[Items from a figure collection]

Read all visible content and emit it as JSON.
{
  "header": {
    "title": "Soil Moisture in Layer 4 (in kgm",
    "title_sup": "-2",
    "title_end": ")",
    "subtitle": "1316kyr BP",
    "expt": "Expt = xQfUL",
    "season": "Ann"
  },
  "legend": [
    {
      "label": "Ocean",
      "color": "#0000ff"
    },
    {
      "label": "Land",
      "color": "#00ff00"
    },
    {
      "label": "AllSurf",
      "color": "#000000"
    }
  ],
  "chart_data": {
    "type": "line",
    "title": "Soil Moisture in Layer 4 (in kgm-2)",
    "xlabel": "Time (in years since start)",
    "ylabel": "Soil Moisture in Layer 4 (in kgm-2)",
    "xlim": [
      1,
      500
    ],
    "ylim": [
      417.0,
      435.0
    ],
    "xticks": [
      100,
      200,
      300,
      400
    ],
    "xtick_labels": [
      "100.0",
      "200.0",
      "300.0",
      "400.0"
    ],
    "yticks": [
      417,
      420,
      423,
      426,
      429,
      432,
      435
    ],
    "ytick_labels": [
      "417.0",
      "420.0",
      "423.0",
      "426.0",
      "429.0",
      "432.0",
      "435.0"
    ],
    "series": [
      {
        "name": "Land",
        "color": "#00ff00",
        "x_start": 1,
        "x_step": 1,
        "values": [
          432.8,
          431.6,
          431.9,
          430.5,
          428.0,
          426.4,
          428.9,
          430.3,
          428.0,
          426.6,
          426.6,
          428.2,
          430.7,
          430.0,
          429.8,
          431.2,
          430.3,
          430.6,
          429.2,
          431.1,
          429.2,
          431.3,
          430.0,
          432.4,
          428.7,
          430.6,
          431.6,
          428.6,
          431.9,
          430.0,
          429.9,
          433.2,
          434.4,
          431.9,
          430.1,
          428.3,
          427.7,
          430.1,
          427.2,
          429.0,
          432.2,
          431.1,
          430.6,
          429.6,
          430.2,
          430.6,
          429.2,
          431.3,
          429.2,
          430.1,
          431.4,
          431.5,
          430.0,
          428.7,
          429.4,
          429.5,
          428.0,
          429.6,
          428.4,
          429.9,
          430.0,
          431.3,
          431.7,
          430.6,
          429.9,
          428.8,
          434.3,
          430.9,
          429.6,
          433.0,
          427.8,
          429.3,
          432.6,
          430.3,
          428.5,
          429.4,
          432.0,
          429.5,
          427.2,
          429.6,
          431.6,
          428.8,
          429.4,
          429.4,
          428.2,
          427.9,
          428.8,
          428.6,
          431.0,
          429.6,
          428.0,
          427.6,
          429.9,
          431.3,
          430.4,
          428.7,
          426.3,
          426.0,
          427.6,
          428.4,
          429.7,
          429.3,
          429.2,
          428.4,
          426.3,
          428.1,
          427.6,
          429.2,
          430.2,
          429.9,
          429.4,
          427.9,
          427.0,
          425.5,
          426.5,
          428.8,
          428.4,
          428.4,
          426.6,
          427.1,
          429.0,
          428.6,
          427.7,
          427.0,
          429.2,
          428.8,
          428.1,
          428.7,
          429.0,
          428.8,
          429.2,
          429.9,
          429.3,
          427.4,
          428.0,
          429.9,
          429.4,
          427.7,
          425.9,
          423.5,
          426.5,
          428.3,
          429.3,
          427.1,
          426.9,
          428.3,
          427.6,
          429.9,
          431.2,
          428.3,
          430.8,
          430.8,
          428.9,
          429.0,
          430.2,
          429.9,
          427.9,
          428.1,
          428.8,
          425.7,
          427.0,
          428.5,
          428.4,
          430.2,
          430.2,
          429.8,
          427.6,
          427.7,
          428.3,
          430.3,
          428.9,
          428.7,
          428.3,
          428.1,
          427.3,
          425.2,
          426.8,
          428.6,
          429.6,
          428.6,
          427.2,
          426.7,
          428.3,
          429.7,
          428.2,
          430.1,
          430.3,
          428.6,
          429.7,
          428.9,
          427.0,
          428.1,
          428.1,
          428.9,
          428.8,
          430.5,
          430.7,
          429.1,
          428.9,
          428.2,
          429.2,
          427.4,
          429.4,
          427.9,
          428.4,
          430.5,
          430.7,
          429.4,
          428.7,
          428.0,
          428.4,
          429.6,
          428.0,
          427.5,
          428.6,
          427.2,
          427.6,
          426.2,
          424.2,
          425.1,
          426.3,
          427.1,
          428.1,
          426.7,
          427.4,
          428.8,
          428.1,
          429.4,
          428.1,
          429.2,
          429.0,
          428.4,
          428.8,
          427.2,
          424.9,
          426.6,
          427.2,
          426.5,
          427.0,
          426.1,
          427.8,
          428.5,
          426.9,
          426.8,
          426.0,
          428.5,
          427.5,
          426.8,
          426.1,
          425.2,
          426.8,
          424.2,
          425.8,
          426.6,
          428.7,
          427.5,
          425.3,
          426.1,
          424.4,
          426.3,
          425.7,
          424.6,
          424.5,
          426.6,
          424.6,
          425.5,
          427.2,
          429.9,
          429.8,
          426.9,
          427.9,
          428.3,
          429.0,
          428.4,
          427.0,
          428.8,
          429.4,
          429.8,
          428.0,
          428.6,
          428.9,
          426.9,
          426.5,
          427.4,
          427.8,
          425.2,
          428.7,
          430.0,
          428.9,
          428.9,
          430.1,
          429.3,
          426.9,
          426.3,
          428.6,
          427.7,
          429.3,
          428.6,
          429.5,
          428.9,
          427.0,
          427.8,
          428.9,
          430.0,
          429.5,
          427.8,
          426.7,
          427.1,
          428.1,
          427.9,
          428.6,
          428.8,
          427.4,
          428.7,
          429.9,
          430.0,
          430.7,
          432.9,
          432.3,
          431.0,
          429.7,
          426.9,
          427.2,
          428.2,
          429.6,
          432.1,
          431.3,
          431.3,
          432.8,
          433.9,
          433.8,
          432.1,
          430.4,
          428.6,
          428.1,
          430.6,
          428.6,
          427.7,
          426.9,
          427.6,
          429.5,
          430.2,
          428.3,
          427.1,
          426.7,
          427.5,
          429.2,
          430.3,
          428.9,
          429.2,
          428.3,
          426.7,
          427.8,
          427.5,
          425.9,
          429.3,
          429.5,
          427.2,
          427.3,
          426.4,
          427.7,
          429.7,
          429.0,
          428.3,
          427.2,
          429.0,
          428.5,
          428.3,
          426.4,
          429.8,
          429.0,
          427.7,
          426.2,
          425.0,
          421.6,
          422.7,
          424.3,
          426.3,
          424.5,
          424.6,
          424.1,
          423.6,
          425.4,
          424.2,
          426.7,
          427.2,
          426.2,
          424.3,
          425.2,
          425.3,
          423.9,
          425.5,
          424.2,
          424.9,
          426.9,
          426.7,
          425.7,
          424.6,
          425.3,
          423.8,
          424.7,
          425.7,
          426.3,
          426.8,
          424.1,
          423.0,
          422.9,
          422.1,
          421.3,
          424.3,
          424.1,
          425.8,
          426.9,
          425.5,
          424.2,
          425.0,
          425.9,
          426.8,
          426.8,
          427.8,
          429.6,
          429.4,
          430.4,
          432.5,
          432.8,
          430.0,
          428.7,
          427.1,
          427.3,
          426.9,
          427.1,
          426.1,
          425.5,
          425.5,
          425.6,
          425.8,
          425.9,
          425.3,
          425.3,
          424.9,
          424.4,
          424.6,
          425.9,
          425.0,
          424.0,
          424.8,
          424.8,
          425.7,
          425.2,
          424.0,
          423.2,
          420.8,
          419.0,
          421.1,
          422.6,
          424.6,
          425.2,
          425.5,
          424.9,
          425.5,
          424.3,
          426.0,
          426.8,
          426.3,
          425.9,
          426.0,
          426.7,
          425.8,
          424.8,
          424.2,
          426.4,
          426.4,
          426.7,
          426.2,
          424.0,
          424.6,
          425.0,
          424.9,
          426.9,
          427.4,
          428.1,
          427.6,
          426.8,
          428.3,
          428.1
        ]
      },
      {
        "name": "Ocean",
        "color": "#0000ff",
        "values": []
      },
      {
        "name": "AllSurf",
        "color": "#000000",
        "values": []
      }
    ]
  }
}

» **Short exercise**:
What is the number of lines in the records that contain the string "Layer"? Give only that number.

» **Answer for this exercise**:
3